*TASK INSTRUCTIONS*
Below are some records. Pull every line that contains the word "DATE".

* Start *

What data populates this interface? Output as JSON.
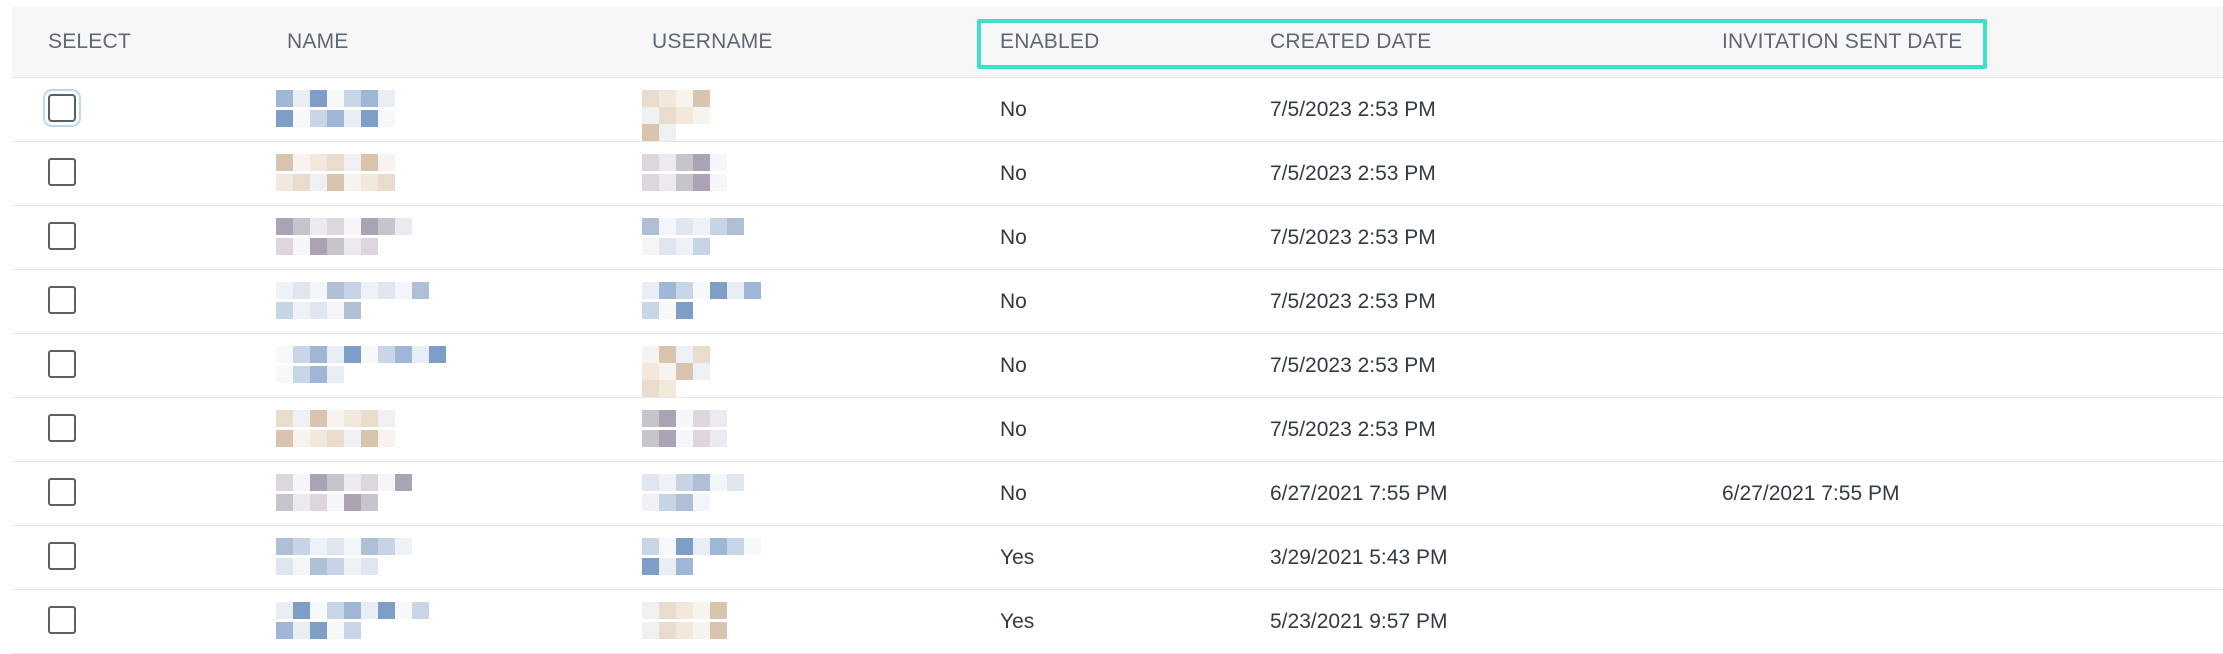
{
  "table": {
    "columns": {
      "select": "SELECT",
      "name": "NAME",
      "username": "USERNAME",
      "enabled": "ENABLED",
      "created_date": "CREATED DATE",
      "invitation_sent_date": "INVITATION SENT DATE"
    },
    "highlight_color": "#3ee0c8",
    "rows": [
      {
        "enabled": "No",
        "created": "7/5/2023 2:53 PM",
        "invitation": "",
        "checked": false
      },
      {
        "enabled": "No",
        "created": "7/5/2023 2:53 PM",
        "invitation": "",
        "checked": false
      },
      {
        "enabled": "No",
        "created": "7/5/2023 2:53 PM",
        "invitation": "",
        "checked": false
      },
      {
        "enabled": "No",
        "created": "7/5/2023 2:53 PM",
        "invitation": "",
        "checked": false
      },
      {
        "enabled": "No",
        "created": "7/5/2023 2:53 PM",
        "invitation": "",
        "checked": false
      },
      {
        "enabled": "No",
        "created": "7/5/2023 2:53 PM",
        "invitation": "",
        "checked": false
      },
      {
        "enabled": "No",
        "created": "6/27/2021 7:55 PM",
        "invitation": "6/27/2021 7:55 PM",
        "checked": false
      },
      {
        "enabled": "Yes",
        "created": "3/29/2021 5:43 PM",
        "invitation": "",
        "checked": false
      },
      {
        "enabled": "Yes",
        "created": "5/23/2021 9:57 PM",
        "invitation": "",
        "checked": false
      }
    ]
  }
}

* End *

*OUTPUT FOR THIS EXERCISE*
      "created_date": "CREATED DATE",
      "invitation_sent_date": "INVITATION SENT DATE"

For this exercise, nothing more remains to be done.